# Exercise directions
From the listing below, copy every line with the word "hervorzuheben".

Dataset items

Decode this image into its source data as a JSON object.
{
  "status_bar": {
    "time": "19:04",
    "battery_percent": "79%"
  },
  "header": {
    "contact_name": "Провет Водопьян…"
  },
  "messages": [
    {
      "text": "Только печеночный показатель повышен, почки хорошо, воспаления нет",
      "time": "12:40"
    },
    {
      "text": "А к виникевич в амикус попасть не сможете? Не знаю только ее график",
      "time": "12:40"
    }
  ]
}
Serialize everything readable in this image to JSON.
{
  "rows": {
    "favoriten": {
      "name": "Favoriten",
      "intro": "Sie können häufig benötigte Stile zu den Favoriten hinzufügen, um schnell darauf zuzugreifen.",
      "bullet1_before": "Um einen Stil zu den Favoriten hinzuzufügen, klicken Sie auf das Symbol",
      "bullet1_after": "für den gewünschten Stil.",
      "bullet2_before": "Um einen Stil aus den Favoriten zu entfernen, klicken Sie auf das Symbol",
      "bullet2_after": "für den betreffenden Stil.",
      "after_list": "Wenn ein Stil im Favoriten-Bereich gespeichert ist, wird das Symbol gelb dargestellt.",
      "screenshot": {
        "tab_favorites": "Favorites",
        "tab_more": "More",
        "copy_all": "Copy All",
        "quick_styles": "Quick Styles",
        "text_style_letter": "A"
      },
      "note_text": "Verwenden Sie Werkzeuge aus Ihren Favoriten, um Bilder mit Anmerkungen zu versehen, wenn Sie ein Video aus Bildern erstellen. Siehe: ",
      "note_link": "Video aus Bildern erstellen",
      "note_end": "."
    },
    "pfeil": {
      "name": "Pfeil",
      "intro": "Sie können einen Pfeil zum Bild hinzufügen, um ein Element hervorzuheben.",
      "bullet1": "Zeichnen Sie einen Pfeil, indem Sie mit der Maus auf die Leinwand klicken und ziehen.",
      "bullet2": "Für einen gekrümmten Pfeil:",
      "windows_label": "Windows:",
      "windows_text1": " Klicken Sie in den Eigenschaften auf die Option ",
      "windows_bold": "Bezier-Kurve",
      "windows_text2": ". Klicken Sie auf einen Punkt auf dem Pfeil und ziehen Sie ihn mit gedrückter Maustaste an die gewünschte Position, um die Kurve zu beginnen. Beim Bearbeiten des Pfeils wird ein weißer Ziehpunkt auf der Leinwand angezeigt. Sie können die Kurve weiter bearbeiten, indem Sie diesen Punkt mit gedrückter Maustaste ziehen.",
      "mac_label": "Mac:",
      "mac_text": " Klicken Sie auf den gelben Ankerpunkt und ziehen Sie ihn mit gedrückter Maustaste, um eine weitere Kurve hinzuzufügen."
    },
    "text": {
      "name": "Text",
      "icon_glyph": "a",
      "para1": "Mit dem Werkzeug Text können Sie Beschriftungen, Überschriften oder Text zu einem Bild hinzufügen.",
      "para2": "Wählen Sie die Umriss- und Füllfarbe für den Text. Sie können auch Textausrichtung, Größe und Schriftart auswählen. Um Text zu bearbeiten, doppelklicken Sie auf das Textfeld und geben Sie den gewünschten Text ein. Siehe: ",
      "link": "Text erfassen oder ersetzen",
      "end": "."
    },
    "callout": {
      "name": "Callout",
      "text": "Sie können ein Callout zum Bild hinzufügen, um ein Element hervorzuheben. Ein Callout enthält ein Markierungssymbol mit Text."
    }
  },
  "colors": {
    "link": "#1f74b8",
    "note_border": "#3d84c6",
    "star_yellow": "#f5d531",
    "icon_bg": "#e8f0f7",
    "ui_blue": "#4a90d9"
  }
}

# Solution to this task
      "intro": "Sie können einen Pfeil zum Bild hinzufügen, um ein Element hervorzuheben.",
      "text": "Sie können ein Callout zum Bild hinzufügen, um ein Element hervorzuheben. Ein Callout enthält ein Markierungssymbol mit Text."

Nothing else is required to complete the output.